» Instructions for the task: Omit all pictures. Copy the rest of the material exactly.

» Data excerpts:

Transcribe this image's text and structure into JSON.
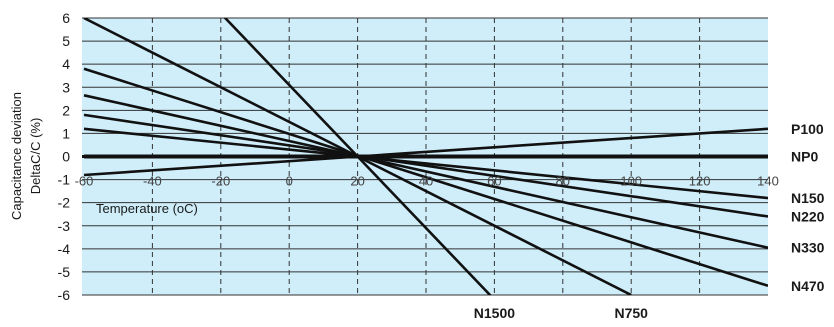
{
  "chart_data": {
    "type": "line",
    "title": "",
    "xlabel": "Temperature (oC)",
    "ylabel_line1": "Capacitance deviation",
    "ylabel_line2": "DeltaC/C (%)",
    "xlim": [
      -60,
      140
    ],
    "ylim": [
      -6,
      6
    ],
    "x_ticks": [
      -60,
      -40,
      -20,
      0,
      20,
      40,
      60,
      80,
      100,
      120,
      140
    ],
    "y_ticks": [
      6,
      5,
      4,
      3,
      2,
      1,
      0,
      -1,
      -2,
      -3,
      -4,
      -5,
      -6
    ],
    "grid": true,
    "colors": {
      "plot_bg": "#cfeefa",
      "line": "#111111",
      "grid": "#333333"
    },
    "series": [
      {
        "name": "P100",
        "x": [
          -60,
          140
        ],
        "y": [
          -0.8,
          1.2
        ]
      },
      {
        "name": "NP0",
        "x": [
          -60,
          140
        ],
        "y": [
          0,
          0
        ]
      },
      {
        "name": "N150",
        "x": [
          -60,
          140
        ],
        "y": [
          1.2,
          -1.8
        ]
      },
      {
        "name": "N220",
        "x": [
          -60,
          140
        ],
        "y": [
          1.8,
          -2.6
        ]
      },
      {
        "name": "N330",
        "x": [
          -60,
          140
        ],
        "y": [
          2.65,
          -3.95
        ]
      },
      {
        "name": "N470",
        "x": [
          -60,
          140
        ],
        "y": [
          3.8,
          -5.6
        ]
      },
      {
        "name": "N750",
        "x": [
          -60,
          100
        ],
        "y": [
          6.0,
          -6.0
        ]
      },
      {
        "name": "N1500",
        "x": [
          -20,
          60
        ],
        "y": [
          6.2,
          -6.2
        ]
      }
    ]
  }
}
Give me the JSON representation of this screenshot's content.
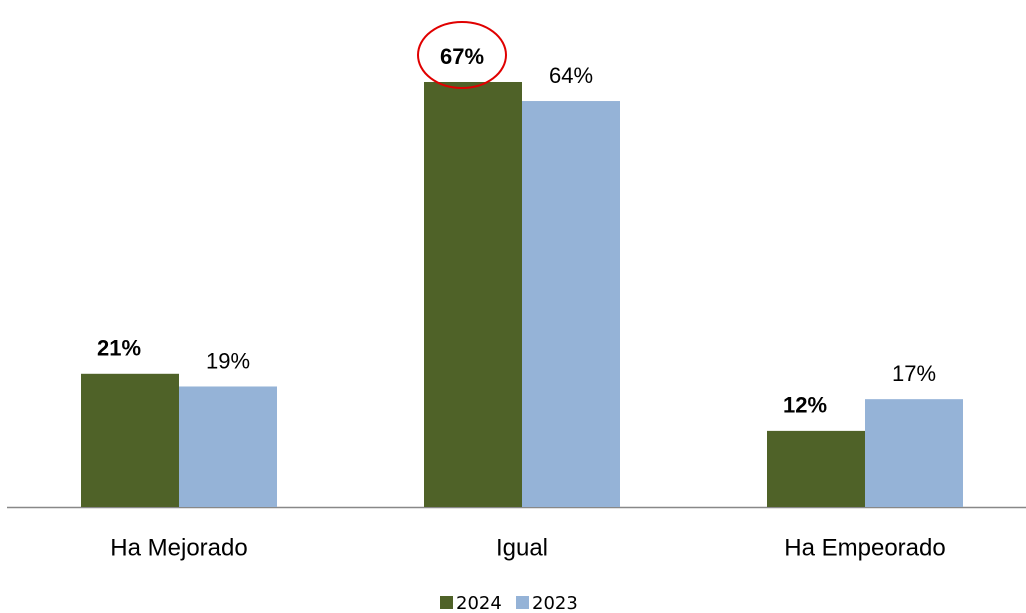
{
  "chart_data": {
    "type": "bar",
    "categories": [
      "Ha Mejorado",
      "Igual",
      "Ha Empeorado"
    ],
    "series": [
      {
        "name": "2024",
        "color": "#4f6228",
        "values": [
          21,
          67,
          12
        ],
        "value_labels": [
          "21%",
          "67%",
          "12%"
        ]
      },
      {
        "name": "2023",
        "color": "#95b3d7",
        "values": [
          19,
          64,
          17
        ],
        "value_labels": [
          "19%",
          "64%",
          "17%"
        ]
      }
    ],
    "legend": "bottom"
  }
}
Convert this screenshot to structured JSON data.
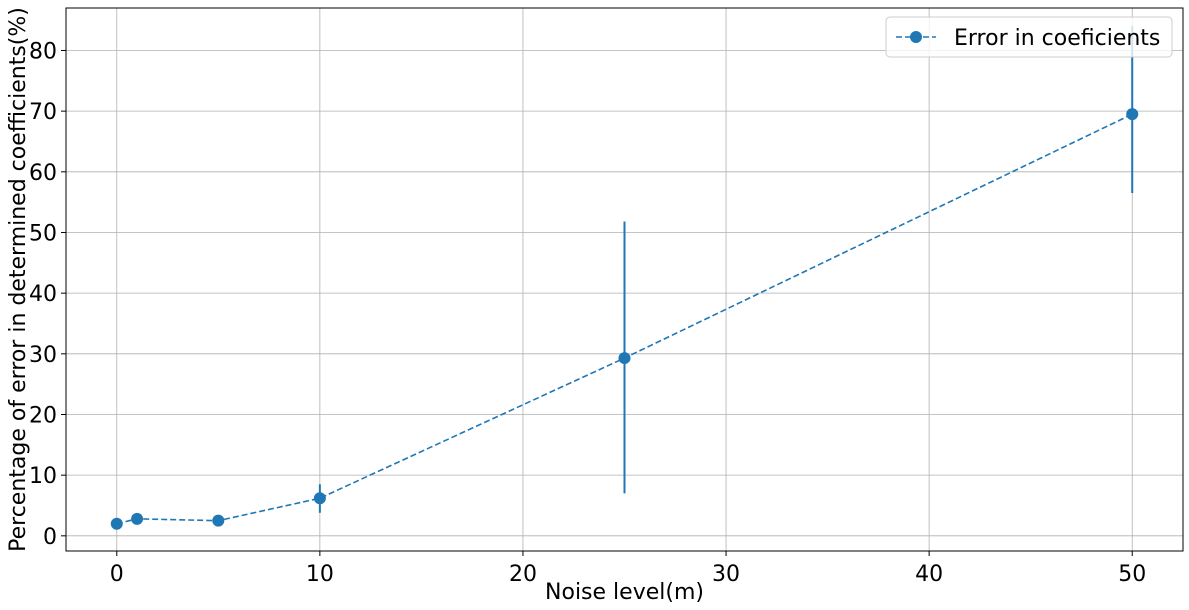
{
  "chart_data": {
    "type": "line",
    "title": "",
    "xlabel": "Noise level(m)",
    "ylabel": "Percentage of error in determined coefficients(%)",
    "xlim": [
      -2.5,
      52.5
    ],
    "ylim": [
      -2.5,
      87
    ],
    "xticks": [
      0,
      10,
      20,
      30,
      40,
      50
    ],
    "yticks": [
      0,
      10,
      20,
      30,
      40,
      50,
      60,
      70,
      80
    ],
    "grid": true,
    "legend_placement": "top-right",
    "series": [
      {
        "name": "Error in coeficients",
        "color": "#1f77b4",
        "line_style": "dashed",
        "marker": "circle",
        "x": [
          0,
          1,
          5,
          10,
          25,
          50
        ],
        "y": [
          2.0,
          2.8,
          2.5,
          6.2,
          29.3,
          69.5
        ],
        "err_low": [
          2.0,
          2.8,
          2.5,
          3.8,
          7.0,
          56.5
        ],
        "err_high": [
          2.0,
          2.8,
          2.5,
          8.5,
          51.8,
          84.0
        ]
      }
    ]
  }
}
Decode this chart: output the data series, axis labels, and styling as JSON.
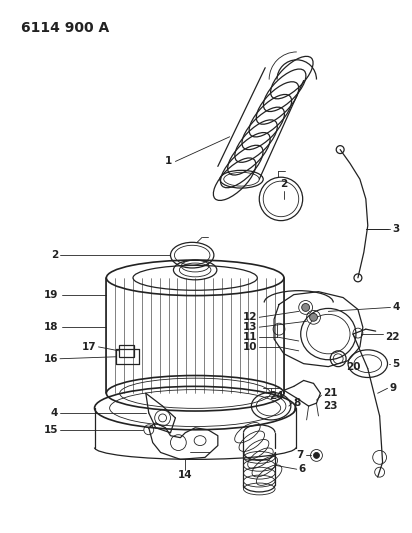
{
  "title": "6114 900 A",
  "bg_color": "#ffffff",
  "line_color": "#222222",
  "title_fontsize": 10,
  "label_fontsize": 7.5,
  "fig_width": 4.12,
  "fig_height": 5.33,
  "dpi": 100
}
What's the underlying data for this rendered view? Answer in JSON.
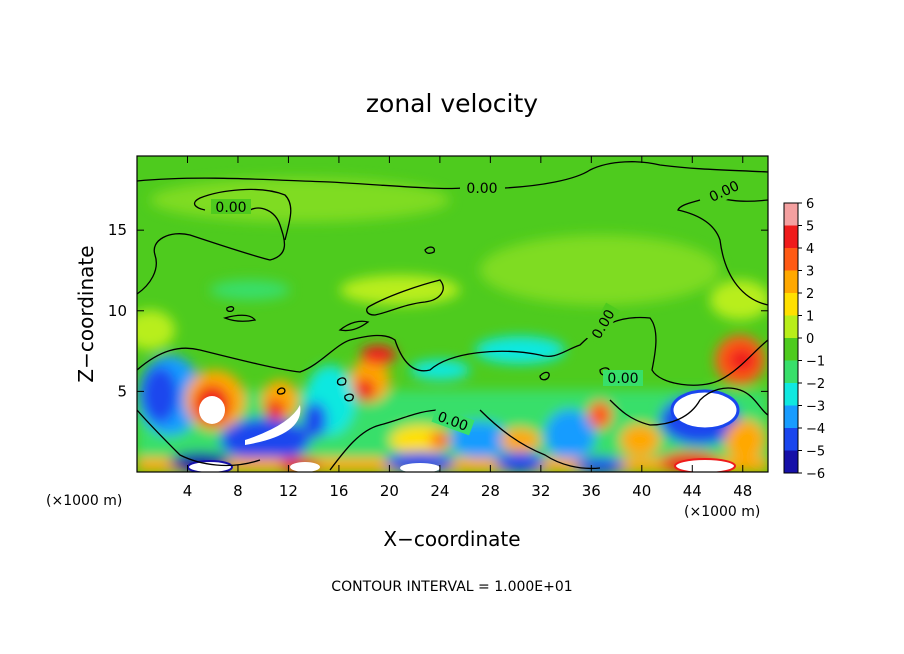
{
  "chart_data": {
    "type": "heatmap",
    "title": "zonal velocity",
    "xlabel": "X−coordinate",
    "ylabel": "Z−coordinate",
    "x_unit_left": "(×1000 m)",
    "x_unit_right": "(×1000 m)",
    "footer": "CONTOUR INTERVAL = 1.000E+01",
    "xlim": [
      0,
      50
    ],
    "ylim": [
      0,
      19.6
    ],
    "x_ticks": [
      4,
      8,
      12,
      16,
      20,
      24,
      28,
      32,
      36,
      40,
      44,
      48
    ],
    "y_ticks": [
      5,
      10,
      15
    ],
    "colorbar": {
      "labels": [
        "6",
        "5",
        "4",
        "3",
        "2",
        "1",
        "0",
        "−1",
        "−2",
        "−3",
        "−4",
        "−5",
        "−6"
      ],
      "colors": [
        "#f4a0a0",
        "#ef1b1b",
        "#ff5a14",
        "#ffa800",
        "#ffe000",
        "#b8ee1a",
        "#4ecb1e",
        "#38df6a",
        "#10e8e0",
        "#189cff",
        "#1a46ee",
        "#1610a8",
        "#7b18b0"
      ]
    },
    "contour_labels": [
      {
        "text": "0.00",
        "x": 28.3,
        "y": 17.8
      },
      {
        "text": "0.00",
        "x": 7.7,
        "y": 16.8
      },
      {
        "text": "0.00",
        "x": 46.0,
        "y": 17.8
      },
      {
        "text": "0.00",
        "x": 37.0,
        "y": 9.0
      },
      {
        "text": "0.00",
        "x": 38.0,
        "y": 6.0
      },
      {
        "text": "0.00",
        "x": 25.0,
        "y": 3.2
      }
    ]
  }
}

» Response for this exercise:
Transcribe this image's text and structure into JSON.
{
  "chart_data": {
    "type": "line",
    "title": "",
    "xlabel": "Temperature (oC)",
    "ylabel_line1": "Capacitance deviation",
    "ylabel_line2": "DeltaC/C (%)",
    "xlim": [
      -60,
      140
    ],
    "ylim": [
      -6,
      6
    ],
    "x_ticks": [
      -60,
      -40,
      -20,
      0,
      20,
      40,
      60,
      80,
      100,
      120,
      140
    ],
    "y_ticks": [
      6,
      5,
      4,
      3,
      2,
      1,
      0,
      -1,
      -2,
      -3,
      -4,
      -5,
      -6
    ],
    "grid": true,
    "colors": {
      "plot_bg": "#cfeefa",
      "line": "#111111",
      "grid": "#333333"
    },
    "series": [
      {
        "name": "P100",
        "x": [
          -60,
          140
        ],
        "y": [
          -0.8,
          1.2
        ]
      },
      {
        "name": "NP0",
        "x": [
          -60,
          140
        ],
        "y": [
          0,
          0
        ]
      },
      {
        "name": "N150",
        "x": [
          -60,
          140
        ],
        "y": [
          1.2,
          -1.8
        ]
      },
      {
        "name": "N220",
        "x": [
          -60,
          140
        ],
        "y": [
          1.8,
          -2.6
        ]
      },
      {
        "name": "N330",
        "x": [
          -60,
          140
        ],
        "y": [
          2.65,
          -3.95
        ]
      },
      {
        "name": "N470",
        "x": [
          -60,
          140
        ],
        "y": [
          3.8,
          -5.6
        ]
      },
      {
        "name": "N750",
        "x": [
          -60,
          100
        ],
        "y": [
          6.0,
          -6.0
        ]
      },
      {
        "name": "N1500",
        "x": [
          -20,
          60
        ],
        "y": [
          6.2,
          -6.2
        ]
      }
    ]
  }
}
Give me the JSON representation of this screenshot's content.
{
  "chart_data": {
    "type": "bar",
    "categories": [
      "Ha Mejorado",
      "Igual",
      "Ha Empeorado"
    ],
    "series": [
      {
        "name": "2024",
        "color": "#4f6228",
        "values": [
          21,
          67,
          12
        ],
        "value_labels": [
          "21%",
          "67%",
          "12%"
        ]
      },
      {
        "name": "2023",
        "color": "#95b3d7",
        "values": [
          19,
          64,
          17
        ],
        "value_labels": [
          "19%",
          "64%",
          "17%"
        ]
      }
    ],
    "legend": "bottom"
  }
}
Convert this screenshot to structured JSON data.
{
  "chart_data": {
    "type": "line",
    "title": "",
    "xlabel": "Noise level(m)",
    "ylabel": "Percentage of error in determined coefficients(%)",
    "xlim": [
      -2.5,
      52.5
    ],
    "ylim": [
      -2.5,
      87
    ],
    "xticks": [
      0,
      10,
      20,
      30,
      40,
      50
    ],
    "yticks": [
      0,
      10,
      20,
      30,
      40,
      50,
      60,
      70,
      80
    ],
    "grid": true,
    "legend_placement": "top-right",
    "series": [
      {
        "name": "Error in coeficients",
        "color": "#1f77b4",
        "line_style": "dashed",
        "marker": "circle",
        "x": [
          0,
          1,
          5,
          10,
          25,
          50
        ],
        "y": [
          2.0,
          2.8,
          2.5,
          6.2,
          29.3,
          69.5
        ],
        "err_low": [
          2.0,
          2.8,
          2.5,
          3.8,
          7.0,
          56.5
        ],
        "err_high": [
          2.0,
          2.8,
          2.5,
          8.5,
          51.8,
          84.0
        ]
      }
    ]
  }
}
Decode this chart: output the data series, axis labels, and styling as JSON.
{
  "title": "6114 900 A",
  "bg_color": "#ffffff",
  "line_color": "#222222",
  "title_fontsize": 10,
  "label_fontsize": 7.5,
  "fig_width": 4.12,
  "fig_height": 5.33,
  "dpi": 100
}
What's the underlying data for this rendered view? Answer in JSON.
{
  "chart_data": {
    "type": "heatmap",
    "title": "zonal velocity",
    "xlabel": "X−coordinate",
    "ylabel": "Z−coordinate",
    "x_unit_left": "(×1000 m)",
    "x_unit_right": "(×1000 m)",
    "footer": "CONTOUR INTERVAL = 1.000E+01",
    "xlim": [
      0,
      50
    ],
    "ylim": [
      0,
      19.6
    ],
    "x_ticks": [
      4,
      8,
      12,
      16,
      20,
      24,
      28,
      32,
      36,
      40,
      44,
      48
    ],
    "y_ticks": [
      5,
      10,
      15
    ],
    "colorbar": {
      "labels": [
        "6",
        "5",
        "4",
        "3",
        "2",
        "1",
        "0",
        "−1",
        "−2",
        "−3",
        "−4",
        "−5",
        "−6"
      ],
      "colors": [
        "#f4a0a0",
        "#ef1b1b",
        "#ff5a14",
        "#ffa800",
        "#ffe000",
        "#b8ee1a",
        "#4ecb1e",
        "#38df6a",
        "#10e8e0",
        "#189cff",
        "#1a46ee",
        "#1610a8",
        "#7b18b0"
      ]
    },
    "contour_labels": [
      {
        "text": "0.00",
        "x": 28.3,
        "y": 17.8
      },
      {
        "text": "0.00",
        "x": 7.7,
        "y": 16.8
      },
      {
        "text": "0.00",
        "x": 46.0,
        "y": 17.8
      },
      {
        "text": "0.00",
        "x": 37.0,
        "y": 9.0
      },
      {
        "text": "0.00",
        "x": 38.0,
        "y": 6.0
      },
      {
        "text": "0.00",
        "x": 25.0,
        "y": 3.2
      }
    ]
  }
}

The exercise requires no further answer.